● Directive:
Omit all images, then return the remaining material exactly as it stands.
○ ○ ○
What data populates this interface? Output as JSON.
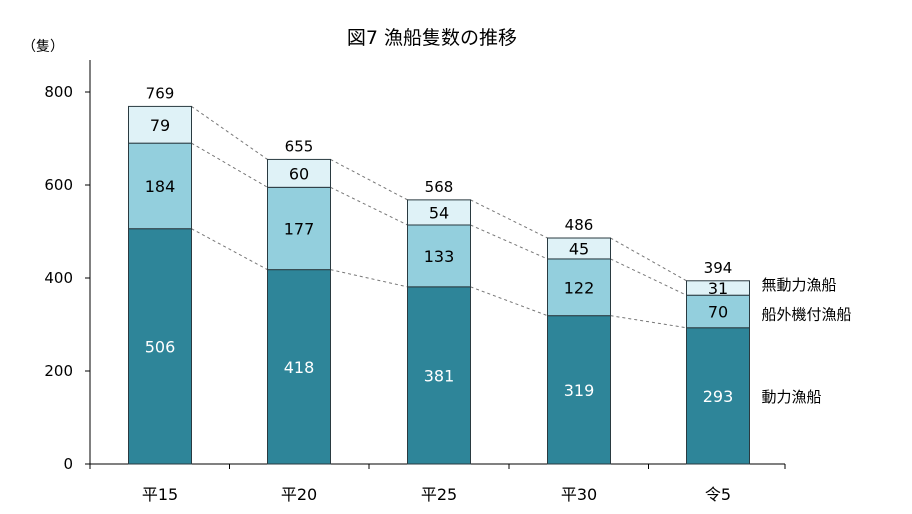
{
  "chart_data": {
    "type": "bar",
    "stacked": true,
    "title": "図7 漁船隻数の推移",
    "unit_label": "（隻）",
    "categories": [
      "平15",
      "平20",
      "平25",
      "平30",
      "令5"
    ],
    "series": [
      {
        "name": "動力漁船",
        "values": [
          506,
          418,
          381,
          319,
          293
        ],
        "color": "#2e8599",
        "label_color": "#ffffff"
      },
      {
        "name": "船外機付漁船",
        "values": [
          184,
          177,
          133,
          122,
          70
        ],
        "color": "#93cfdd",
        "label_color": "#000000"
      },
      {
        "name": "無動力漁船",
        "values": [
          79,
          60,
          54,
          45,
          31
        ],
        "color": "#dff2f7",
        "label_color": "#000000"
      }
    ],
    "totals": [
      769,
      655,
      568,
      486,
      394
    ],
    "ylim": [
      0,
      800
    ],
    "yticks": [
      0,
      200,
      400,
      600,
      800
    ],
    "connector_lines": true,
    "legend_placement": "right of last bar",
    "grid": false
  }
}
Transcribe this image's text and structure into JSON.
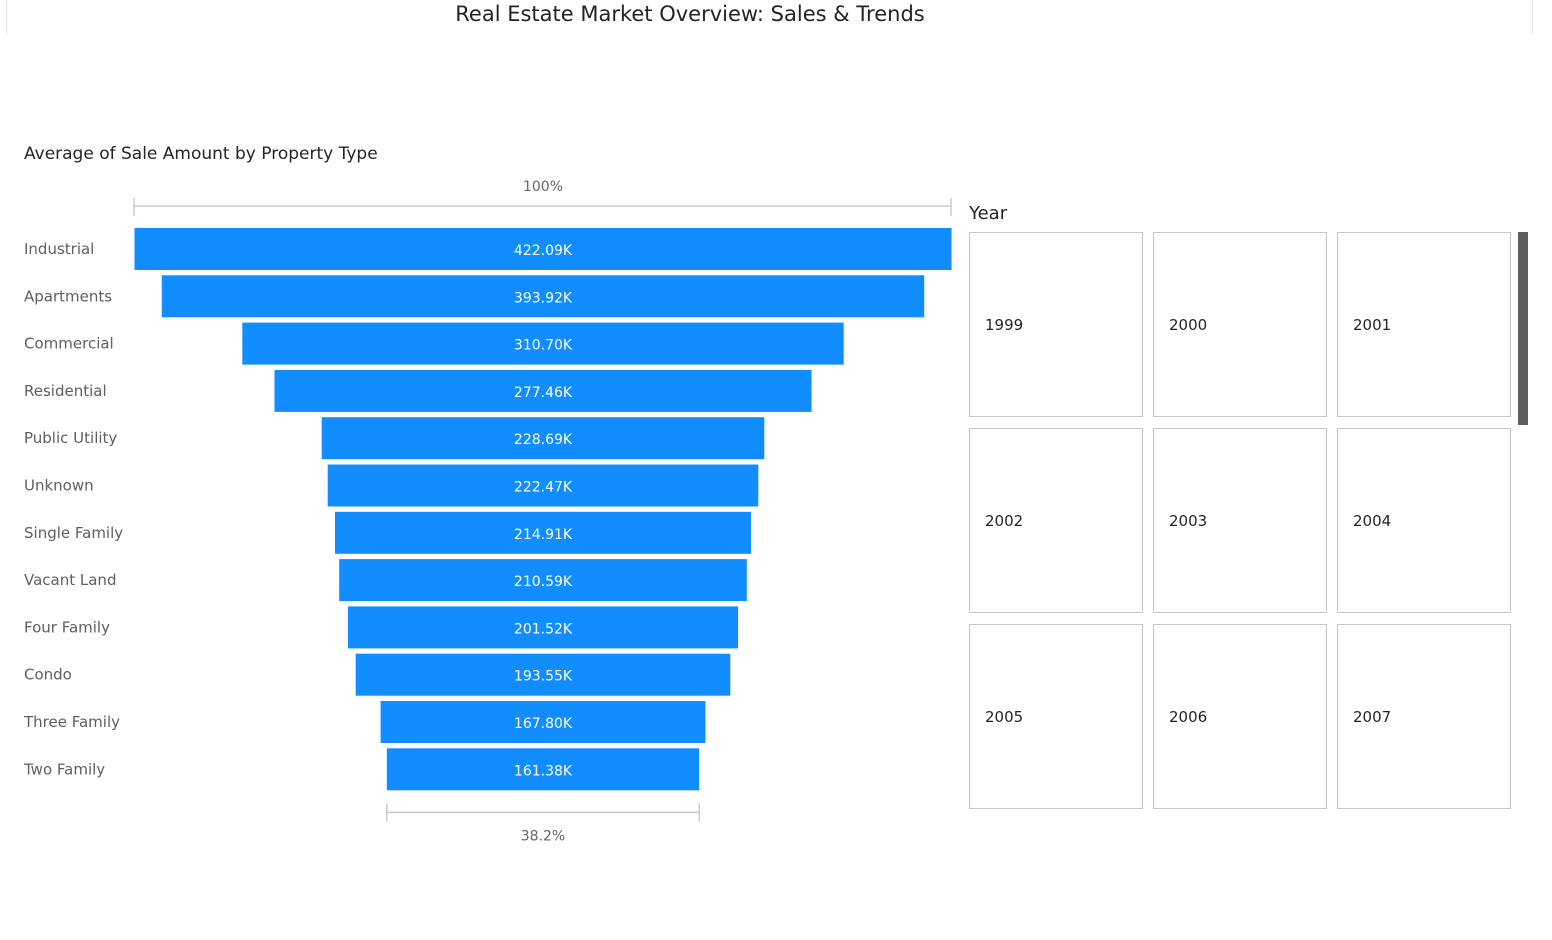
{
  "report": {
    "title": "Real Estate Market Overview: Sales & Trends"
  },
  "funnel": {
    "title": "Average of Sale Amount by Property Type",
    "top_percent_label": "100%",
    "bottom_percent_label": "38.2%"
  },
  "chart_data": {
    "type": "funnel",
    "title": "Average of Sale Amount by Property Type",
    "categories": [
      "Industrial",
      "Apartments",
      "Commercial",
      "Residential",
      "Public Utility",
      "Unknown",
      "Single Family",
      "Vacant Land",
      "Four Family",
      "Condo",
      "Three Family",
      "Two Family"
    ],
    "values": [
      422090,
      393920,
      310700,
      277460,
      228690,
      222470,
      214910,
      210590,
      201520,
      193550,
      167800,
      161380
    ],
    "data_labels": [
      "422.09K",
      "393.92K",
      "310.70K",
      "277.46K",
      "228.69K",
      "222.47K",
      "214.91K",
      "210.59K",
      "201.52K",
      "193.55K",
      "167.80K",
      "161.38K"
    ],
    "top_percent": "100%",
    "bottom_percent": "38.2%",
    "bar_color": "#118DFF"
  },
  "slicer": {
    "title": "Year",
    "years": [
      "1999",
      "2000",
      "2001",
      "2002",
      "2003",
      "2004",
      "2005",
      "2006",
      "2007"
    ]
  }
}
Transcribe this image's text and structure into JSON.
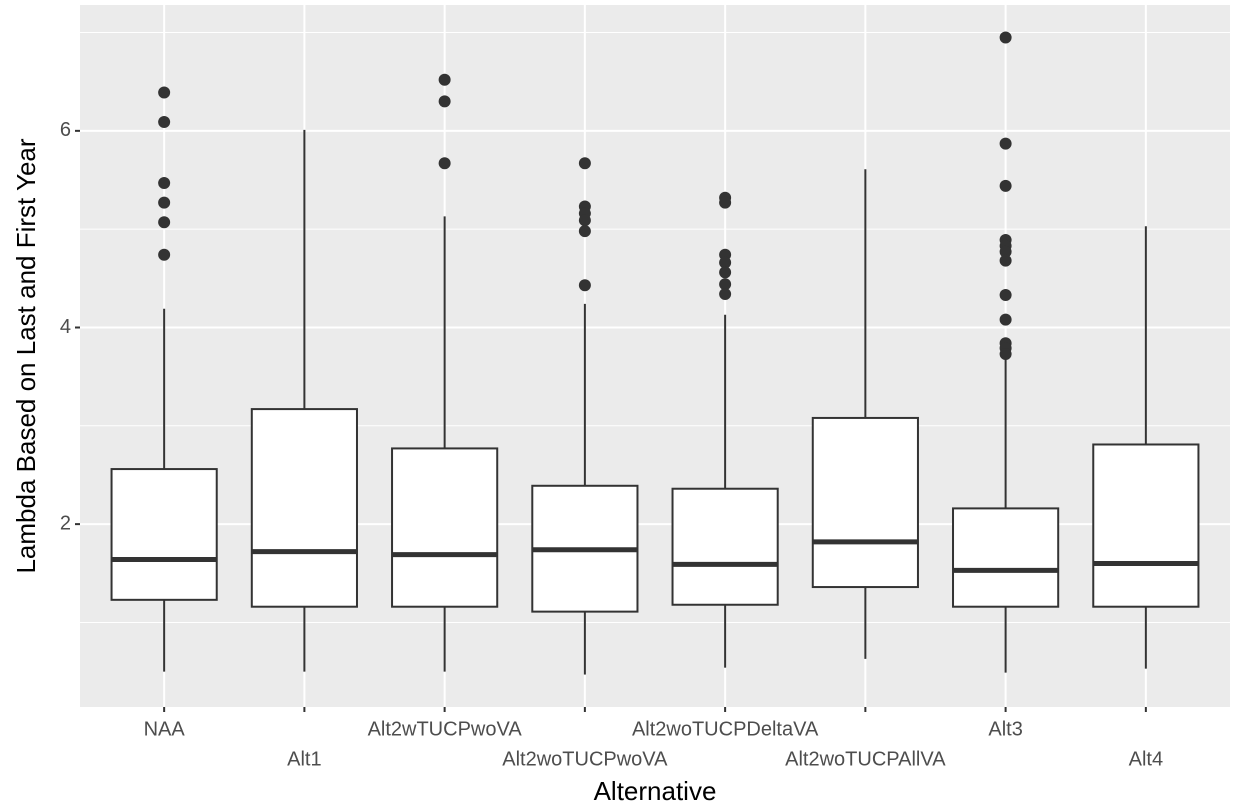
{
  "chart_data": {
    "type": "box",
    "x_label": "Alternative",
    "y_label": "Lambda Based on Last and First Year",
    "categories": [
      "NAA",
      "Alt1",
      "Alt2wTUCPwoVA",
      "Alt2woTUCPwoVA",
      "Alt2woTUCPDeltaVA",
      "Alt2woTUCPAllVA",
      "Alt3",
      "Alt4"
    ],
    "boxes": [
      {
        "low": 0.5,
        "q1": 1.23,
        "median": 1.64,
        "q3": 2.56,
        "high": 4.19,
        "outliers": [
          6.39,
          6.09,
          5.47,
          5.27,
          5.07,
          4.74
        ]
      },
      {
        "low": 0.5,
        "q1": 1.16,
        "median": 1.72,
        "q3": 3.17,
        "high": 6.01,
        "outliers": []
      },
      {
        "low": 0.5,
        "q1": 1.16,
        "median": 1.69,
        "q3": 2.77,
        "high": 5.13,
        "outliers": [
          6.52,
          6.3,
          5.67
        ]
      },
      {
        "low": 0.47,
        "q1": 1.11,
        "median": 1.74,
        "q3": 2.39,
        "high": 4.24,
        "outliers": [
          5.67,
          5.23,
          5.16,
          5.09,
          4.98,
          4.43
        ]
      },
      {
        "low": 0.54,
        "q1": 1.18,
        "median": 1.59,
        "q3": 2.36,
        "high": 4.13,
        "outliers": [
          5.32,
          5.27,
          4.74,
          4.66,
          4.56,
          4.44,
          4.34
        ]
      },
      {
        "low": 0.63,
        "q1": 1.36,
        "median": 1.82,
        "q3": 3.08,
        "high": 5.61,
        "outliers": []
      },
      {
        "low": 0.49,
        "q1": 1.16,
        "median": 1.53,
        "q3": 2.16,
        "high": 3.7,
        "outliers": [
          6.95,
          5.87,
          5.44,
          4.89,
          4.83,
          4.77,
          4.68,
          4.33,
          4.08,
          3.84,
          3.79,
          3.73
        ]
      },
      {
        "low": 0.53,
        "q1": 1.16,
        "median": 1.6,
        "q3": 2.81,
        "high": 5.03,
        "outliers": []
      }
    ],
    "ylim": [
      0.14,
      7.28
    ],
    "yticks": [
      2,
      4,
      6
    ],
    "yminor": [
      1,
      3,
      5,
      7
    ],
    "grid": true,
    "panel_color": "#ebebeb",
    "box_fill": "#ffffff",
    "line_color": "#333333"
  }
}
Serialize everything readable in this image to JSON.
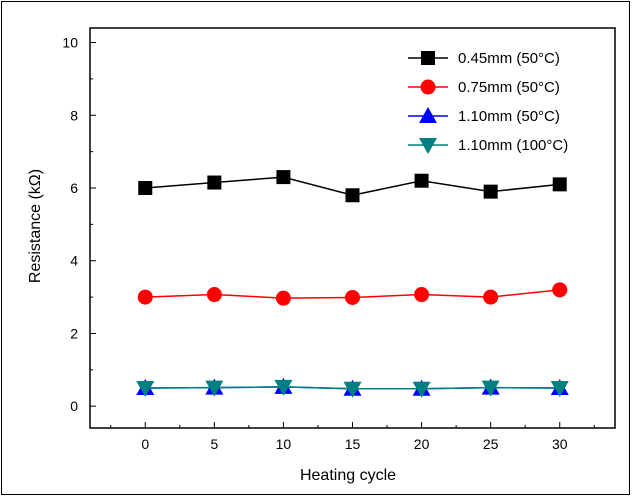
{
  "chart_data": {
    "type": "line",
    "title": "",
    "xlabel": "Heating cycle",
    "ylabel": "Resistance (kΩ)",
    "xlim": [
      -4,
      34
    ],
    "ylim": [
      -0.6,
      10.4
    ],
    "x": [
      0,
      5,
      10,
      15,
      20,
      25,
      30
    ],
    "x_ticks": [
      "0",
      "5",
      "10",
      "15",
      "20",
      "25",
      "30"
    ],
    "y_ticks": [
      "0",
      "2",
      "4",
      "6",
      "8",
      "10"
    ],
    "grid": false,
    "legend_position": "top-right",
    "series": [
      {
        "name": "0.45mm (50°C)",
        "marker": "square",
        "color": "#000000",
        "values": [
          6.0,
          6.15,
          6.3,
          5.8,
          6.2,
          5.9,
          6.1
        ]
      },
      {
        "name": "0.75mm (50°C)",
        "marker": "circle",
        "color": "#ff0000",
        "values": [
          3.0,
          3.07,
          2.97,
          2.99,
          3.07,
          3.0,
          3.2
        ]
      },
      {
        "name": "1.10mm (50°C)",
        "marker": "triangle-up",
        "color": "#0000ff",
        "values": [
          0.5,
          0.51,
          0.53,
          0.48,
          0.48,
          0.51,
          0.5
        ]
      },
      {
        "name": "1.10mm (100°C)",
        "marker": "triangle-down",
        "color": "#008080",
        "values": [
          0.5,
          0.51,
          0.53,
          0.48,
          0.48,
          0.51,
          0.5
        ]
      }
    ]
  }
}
○ ○ ○
● Response for this exercise:
What data populates this interface? Output as JSON.
{
  "chart_data": {
    "type": "bar",
    "stacked": true,
    "title": "図7 漁船隻数の推移",
    "unit_label": "（隻）",
    "categories": [
      "平15",
      "平20",
      "平25",
      "平30",
      "令5"
    ],
    "series": [
      {
        "name": "動力漁船",
        "values": [
          506,
          418,
          381,
          319,
          293
        ],
        "color": "#2e8599",
        "label_color": "#ffffff"
      },
      {
        "name": "船外機付漁船",
        "values": [
          184,
          177,
          133,
          122,
          70
        ],
        "color": "#93cfdd",
        "label_color": "#000000"
      },
      {
        "name": "無動力漁船",
        "values": [
          79,
          60,
          54,
          45,
          31
        ],
        "color": "#dff2f7",
        "label_color": "#000000"
      }
    ],
    "totals": [
      769,
      655,
      568,
      486,
      394
    ],
    "ylim": [
      0,
      800
    ],
    "yticks": [
      0,
      200,
      400,
      600,
      800
    ],
    "connector_lines": true,
    "legend_placement": "right of last bar",
    "grid": false
  }
}
Transcribe this image's text and structure into JSON.
{
  "report": {
    "title": "Real Estate Market Overview: Sales & Trends"
  },
  "funnel": {
    "title": "Average of Sale Amount by Property Type",
    "top_percent_label": "100%",
    "bottom_percent_label": "38.2%"
  },
  "chart_data": {
    "type": "funnel",
    "title": "Average of Sale Amount by Property Type",
    "categories": [
      "Industrial",
      "Apartments",
      "Commercial",
      "Residential",
      "Public Utility",
      "Unknown",
      "Single Family",
      "Vacant Land",
      "Four Family",
      "Condo",
      "Three Family",
      "Two Family"
    ],
    "values": [
      422090,
      393920,
      310700,
      277460,
      228690,
      222470,
      214910,
      210590,
      201520,
      193550,
      167800,
      161380
    ],
    "data_labels": [
      "422.09K",
      "393.92K",
      "310.70K",
      "277.46K",
      "228.69K",
      "222.47K",
      "214.91K",
      "210.59K",
      "201.52K",
      "193.55K",
      "167.80K",
      "161.38K"
    ],
    "top_percent": "100%",
    "bottom_percent": "38.2%",
    "bar_color": "#118DFF"
  },
  "slicer": {
    "title": "Year",
    "years": [
      "1999",
      "2000",
      "2001",
      "2002",
      "2003",
      "2004",
      "2005",
      "2006",
      "2007"
    ]
  }
}
Transcribe this image's text and structure into JSON.
{
  "chart_data": {
    "type": "box",
    "x_label": "Alternative",
    "y_label": "Lambda Based on Last and First Year",
    "categories": [
      "NAA",
      "Alt1",
      "Alt2wTUCPwoVA",
      "Alt2woTUCPwoVA",
      "Alt2woTUCPDeltaVA",
      "Alt2woTUCPAllVA",
      "Alt3",
      "Alt4"
    ],
    "boxes": [
      {
        "low": 0.5,
        "q1": 1.23,
        "median": 1.64,
        "q3": 2.56,
        "high": 4.19,
        "outliers": [
          6.39,
          6.09,
          5.47,
          5.27,
          5.07,
          4.74
        ]
      },
      {
        "low": 0.5,
        "q1": 1.16,
        "median": 1.72,
        "q3": 3.17,
        "high": 6.01,
        "outliers": []
      },
      {
        "low": 0.5,
        "q1": 1.16,
        "median": 1.69,
        "q3": 2.77,
        "high": 5.13,
        "outliers": [
          6.52,
          6.3,
          5.67
        ]
      },
      {
        "low": 0.47,
        "q1": 1.11,
        "median": 1.74,
        "q3": 2.39,
        "high": 4.24,
        "outliers": [
          5.67,
          5.23,
          5.16,
          5.09,
          4.98,
          4.43
        ]
      },
      {
        "low": 0.54,
        "q1": 1.18,
        "median": 1.59,
        "q3": 2.36,
        "high": 4.13,
        "outliers": [
          5.32,
          5.27,
          4.74,
          4.66,
          4.56,
          4.44,
          4.34
        ]
      },
      {
        "low": 0.63,
        "q1": 1.36,
        "median": 1.82,
        "q3": 3.08,
        "high": 5.61,
        "outliers": []
      },
      {
        "low": 0.49,
        "q1": 1.16,
        "median": 1.53,
        "q3": 2.16,
        "high": 3.7,
        "outliers": [
          6.95,
          5.87,
          5.44,
          4.89,
          4.83,
          4.77,
          4.68,
          4.33,
          4.08,
          3.84,
          3.79,
          3.73
        ]
      },
      {
        "low": 0.53,
        "q1": 1.16,
        "median": 1.6,
        "q3": 2.81,
        "high": 5.03,
        "outliers": []
      }
    ],
    "ylim": [
      0.14,
      7.28
    ],
    "yticks": [
      2,
      4,
      6
    ],
    "yminor": [
      1,
      3,
      5,
      7
    ],
    "grid": true,
    "panel_color": "#ebebeb",
    "box_fill": "#ffffff",
    "line_color": "#333333"
  }
}
Serialize everything readable in this image to JSON.
{
  "chart_data": {
    "type": "line",
    "title": "",
    "xlabel": "Heating cycle",
    "ylabel": "Resistance (kΩ)",
    "xlim": [
      -4,
      34
    ],
    "ylim": [
      -0.6,
      10.4
    ],
    "x": [
      0,
      5,
      10,
      15,
      20,
      25,
      30
    ],
    "x_ticks": [
      "0",
      "5",
      "10",
      "15",
      "20",
      "25",
      "30"
    ],
    "y_ticks": [
      "0",
      "2",
      "4",
      "6",
      "8",
      "10"
    ],
    "grid": false,
    "legend_position": "top-right",
    "series": [
      {
        "name": "0.45mm (50°C)",
        "marker": "square",
        "color": "#000000",
        "values": [
          6.0,
          6.15,
          6.3,
          5.8,
          6.2,
          5.9,
          6.1
        ]
      },
      {
        "name": "0.75mm (50°C)",
        "marker": "circle",
        "color": "#ff0000",
        "values": [
          3.0,
          3.07,
          2.97,
          2.99,
          3.07,
          3.0,
          3.2
        ]
      },
      {
        "name": "1.10mm (50°C)",
        "marker": "triangle-up",
        "color": "#0000ff",
        "values": [
          0.5,
          0.51,
          0.53,
          0.48,
          0.48,
          0.51,
          0.5
        ]
      },
      {
        "name": "1.10mm (100°C)",
        "marker": "triangle-down",
        "color": "#008080",
        "values": [
          0.5,
          0.51,
          0.53,
          0.48,
          0.48,
          0.51,
          0.5
        ]
      }
    ]
  }
}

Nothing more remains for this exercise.